# start of SUPPLIED RECORDS

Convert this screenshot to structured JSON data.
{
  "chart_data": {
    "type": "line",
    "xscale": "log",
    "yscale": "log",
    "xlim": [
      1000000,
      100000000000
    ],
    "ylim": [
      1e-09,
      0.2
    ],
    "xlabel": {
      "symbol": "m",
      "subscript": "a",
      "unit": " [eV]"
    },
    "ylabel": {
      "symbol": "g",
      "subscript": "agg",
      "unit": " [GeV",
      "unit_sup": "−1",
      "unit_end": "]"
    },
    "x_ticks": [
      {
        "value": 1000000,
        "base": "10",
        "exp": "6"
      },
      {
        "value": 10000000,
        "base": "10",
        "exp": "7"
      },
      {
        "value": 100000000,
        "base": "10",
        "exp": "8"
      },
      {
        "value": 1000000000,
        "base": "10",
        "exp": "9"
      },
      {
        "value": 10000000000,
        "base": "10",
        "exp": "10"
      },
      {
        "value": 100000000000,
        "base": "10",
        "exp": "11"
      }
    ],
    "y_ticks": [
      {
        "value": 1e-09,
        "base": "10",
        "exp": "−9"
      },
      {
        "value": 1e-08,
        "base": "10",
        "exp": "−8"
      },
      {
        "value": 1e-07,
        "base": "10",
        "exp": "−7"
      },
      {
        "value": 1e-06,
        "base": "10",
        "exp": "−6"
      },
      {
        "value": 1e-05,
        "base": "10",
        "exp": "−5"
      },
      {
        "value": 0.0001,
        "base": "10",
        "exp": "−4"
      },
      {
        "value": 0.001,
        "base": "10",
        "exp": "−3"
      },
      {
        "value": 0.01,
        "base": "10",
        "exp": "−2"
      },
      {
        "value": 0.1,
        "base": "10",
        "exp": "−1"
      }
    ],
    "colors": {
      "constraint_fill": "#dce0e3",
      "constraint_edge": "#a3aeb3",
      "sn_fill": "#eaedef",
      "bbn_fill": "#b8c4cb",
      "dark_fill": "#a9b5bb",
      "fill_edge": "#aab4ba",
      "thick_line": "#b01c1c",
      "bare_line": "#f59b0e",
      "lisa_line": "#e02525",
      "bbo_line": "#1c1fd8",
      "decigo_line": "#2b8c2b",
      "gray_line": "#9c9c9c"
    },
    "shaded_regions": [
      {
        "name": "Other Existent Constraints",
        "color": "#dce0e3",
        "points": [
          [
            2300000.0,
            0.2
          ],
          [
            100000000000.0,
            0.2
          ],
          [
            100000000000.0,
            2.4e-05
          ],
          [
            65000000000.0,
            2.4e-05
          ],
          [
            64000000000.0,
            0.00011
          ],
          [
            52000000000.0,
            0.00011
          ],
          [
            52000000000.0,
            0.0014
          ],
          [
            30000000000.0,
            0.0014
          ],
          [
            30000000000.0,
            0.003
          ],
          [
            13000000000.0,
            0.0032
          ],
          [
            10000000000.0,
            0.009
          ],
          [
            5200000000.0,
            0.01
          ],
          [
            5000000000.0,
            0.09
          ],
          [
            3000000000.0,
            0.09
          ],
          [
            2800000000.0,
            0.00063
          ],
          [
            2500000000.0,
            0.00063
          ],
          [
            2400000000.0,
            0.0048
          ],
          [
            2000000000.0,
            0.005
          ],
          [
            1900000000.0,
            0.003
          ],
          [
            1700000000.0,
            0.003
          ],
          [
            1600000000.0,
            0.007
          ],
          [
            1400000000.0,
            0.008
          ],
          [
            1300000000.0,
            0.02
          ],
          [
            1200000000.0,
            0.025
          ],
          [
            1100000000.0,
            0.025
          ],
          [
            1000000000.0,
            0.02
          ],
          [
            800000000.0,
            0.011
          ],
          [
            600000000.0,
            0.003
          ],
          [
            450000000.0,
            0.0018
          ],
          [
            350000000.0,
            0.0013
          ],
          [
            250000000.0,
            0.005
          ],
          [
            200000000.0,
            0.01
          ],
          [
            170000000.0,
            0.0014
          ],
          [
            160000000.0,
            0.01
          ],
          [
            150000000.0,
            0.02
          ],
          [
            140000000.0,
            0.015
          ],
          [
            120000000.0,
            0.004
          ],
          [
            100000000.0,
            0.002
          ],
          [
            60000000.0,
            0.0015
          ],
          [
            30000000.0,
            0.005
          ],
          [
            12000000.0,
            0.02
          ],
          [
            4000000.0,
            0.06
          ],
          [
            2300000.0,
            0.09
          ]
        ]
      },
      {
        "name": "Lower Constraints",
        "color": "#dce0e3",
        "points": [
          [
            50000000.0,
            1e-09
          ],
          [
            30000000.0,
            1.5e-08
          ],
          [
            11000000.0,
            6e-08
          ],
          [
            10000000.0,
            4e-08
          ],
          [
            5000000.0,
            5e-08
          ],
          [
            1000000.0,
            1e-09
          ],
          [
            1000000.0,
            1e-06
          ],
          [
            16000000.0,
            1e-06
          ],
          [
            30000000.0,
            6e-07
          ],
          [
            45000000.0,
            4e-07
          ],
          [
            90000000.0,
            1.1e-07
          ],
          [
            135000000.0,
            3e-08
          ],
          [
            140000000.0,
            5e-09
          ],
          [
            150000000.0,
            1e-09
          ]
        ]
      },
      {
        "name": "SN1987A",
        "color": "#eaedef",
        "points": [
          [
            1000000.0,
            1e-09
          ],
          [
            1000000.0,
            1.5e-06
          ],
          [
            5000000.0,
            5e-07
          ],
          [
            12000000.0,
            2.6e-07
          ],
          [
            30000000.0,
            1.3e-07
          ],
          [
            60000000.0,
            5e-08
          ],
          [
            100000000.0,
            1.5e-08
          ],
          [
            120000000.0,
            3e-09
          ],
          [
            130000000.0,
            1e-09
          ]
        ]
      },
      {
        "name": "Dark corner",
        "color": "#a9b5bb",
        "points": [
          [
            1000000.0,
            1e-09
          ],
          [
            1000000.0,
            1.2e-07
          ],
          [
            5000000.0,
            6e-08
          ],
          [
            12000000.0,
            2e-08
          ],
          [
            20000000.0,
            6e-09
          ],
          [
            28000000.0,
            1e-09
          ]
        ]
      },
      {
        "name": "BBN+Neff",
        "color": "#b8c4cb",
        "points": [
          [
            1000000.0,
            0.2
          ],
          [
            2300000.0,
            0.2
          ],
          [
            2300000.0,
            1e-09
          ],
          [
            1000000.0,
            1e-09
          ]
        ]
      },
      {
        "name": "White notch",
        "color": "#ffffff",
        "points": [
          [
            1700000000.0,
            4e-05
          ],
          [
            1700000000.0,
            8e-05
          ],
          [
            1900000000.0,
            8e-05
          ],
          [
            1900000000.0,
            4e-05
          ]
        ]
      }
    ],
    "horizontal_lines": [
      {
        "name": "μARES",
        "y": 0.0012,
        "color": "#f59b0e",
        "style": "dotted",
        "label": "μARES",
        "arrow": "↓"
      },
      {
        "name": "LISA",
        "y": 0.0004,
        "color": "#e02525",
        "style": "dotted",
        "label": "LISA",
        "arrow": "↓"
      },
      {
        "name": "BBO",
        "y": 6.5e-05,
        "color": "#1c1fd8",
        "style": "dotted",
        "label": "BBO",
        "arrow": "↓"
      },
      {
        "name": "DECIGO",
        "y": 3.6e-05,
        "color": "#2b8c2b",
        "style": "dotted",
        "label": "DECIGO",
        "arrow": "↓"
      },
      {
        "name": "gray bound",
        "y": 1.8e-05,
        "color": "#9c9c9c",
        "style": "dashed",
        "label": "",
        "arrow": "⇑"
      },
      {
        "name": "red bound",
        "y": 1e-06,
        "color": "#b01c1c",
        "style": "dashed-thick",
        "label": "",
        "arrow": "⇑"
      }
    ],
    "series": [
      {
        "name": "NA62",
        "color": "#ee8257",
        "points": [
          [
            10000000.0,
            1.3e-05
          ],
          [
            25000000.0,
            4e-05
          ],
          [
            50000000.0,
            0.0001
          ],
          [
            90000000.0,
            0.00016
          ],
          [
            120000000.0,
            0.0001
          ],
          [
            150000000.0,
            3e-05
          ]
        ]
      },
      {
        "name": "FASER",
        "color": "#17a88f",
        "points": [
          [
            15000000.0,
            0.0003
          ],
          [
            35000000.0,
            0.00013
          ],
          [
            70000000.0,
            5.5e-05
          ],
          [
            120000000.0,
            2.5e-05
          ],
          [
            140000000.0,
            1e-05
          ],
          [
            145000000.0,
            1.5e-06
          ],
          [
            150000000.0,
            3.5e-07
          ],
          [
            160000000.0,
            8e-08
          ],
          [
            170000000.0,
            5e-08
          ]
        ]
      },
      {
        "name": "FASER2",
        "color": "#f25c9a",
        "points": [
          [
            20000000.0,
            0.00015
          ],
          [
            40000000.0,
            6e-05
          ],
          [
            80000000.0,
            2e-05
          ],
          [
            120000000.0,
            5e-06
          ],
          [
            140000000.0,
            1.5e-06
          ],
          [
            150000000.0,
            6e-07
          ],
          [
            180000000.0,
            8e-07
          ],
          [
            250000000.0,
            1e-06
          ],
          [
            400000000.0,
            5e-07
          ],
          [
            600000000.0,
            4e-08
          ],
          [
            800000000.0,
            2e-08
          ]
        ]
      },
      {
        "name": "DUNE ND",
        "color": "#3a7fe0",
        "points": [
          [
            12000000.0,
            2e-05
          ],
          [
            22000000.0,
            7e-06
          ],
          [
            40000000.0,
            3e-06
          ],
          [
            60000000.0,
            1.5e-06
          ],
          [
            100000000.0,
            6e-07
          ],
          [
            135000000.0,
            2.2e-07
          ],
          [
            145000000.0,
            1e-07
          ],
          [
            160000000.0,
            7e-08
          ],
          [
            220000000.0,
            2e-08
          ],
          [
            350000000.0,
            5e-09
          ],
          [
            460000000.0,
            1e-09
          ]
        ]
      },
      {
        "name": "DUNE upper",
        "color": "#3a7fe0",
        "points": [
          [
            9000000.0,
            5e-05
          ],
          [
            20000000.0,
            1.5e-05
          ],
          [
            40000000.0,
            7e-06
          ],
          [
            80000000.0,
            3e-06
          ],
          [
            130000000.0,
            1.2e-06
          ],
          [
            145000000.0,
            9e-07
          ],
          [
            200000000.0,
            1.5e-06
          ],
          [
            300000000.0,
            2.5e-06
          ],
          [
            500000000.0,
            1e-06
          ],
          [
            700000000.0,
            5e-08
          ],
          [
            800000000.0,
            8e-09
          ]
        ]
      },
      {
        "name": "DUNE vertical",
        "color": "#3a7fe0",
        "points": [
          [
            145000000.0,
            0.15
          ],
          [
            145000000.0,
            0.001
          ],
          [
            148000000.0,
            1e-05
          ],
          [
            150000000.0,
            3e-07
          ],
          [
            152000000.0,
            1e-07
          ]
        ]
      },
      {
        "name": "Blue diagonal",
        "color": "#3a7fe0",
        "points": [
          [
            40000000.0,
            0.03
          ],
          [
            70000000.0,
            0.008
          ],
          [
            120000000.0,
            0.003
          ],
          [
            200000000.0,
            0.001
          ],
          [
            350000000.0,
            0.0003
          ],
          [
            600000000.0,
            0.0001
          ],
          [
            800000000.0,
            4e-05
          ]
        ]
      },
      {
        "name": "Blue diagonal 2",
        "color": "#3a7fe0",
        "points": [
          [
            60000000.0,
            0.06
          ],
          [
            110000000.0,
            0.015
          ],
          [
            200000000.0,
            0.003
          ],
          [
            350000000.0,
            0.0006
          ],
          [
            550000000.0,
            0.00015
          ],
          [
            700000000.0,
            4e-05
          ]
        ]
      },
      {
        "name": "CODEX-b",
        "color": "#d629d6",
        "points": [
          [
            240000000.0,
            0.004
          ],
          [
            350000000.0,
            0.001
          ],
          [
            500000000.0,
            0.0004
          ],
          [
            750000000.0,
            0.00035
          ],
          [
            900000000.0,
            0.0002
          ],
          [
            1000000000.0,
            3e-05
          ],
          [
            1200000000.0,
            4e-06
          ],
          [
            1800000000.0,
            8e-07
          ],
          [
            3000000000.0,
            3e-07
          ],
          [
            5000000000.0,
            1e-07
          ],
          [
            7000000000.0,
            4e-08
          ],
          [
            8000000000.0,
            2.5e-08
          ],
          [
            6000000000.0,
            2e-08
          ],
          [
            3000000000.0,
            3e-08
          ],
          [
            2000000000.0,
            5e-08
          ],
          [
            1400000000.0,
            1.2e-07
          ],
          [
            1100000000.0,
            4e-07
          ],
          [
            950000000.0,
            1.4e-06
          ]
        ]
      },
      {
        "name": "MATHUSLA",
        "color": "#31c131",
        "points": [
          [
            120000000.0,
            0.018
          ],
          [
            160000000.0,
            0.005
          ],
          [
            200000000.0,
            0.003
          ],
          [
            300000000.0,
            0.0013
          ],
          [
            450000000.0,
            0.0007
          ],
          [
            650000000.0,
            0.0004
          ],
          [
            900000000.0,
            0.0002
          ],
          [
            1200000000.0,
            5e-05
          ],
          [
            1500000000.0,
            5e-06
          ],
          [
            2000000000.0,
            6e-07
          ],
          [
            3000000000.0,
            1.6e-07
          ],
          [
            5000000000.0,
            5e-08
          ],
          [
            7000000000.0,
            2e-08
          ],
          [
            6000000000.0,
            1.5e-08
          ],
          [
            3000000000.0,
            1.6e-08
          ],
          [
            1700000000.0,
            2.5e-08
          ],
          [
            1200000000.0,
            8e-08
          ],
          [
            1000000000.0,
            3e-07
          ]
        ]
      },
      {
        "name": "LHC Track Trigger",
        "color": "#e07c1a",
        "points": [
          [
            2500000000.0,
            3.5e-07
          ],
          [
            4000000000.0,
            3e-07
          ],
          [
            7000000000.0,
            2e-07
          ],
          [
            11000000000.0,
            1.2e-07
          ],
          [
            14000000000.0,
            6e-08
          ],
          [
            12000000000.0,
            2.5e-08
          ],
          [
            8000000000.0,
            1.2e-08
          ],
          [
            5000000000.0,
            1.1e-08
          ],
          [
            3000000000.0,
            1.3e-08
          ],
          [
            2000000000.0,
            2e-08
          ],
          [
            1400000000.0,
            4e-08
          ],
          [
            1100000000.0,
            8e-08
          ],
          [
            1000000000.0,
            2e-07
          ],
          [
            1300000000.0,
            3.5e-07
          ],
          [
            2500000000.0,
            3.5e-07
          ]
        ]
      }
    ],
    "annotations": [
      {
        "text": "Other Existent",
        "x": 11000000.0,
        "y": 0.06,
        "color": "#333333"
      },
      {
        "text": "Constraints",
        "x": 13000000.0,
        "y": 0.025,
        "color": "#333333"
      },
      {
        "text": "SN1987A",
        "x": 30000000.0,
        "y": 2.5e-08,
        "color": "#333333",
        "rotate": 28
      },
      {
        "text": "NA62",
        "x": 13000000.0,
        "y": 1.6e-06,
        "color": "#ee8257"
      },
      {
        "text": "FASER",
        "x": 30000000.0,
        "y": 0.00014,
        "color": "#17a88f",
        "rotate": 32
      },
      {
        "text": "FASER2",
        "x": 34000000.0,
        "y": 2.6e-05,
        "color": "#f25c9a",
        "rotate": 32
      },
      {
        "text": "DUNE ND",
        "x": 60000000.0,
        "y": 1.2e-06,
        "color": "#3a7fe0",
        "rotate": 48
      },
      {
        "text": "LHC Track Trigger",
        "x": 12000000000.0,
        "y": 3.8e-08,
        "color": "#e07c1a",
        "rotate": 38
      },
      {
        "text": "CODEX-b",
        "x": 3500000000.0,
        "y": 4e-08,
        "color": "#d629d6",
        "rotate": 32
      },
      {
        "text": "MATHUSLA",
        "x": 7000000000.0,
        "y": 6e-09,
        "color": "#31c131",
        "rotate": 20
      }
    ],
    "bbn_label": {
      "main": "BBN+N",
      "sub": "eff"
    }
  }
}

# end of SUPPLIED RECORDS

:: OBJECTIVE ::
Pick out and copy the lines of the material that include the word "Other".

:: SOLUTION ::
        "name": "Other Existent Constraints",
        "text": "Other Existent",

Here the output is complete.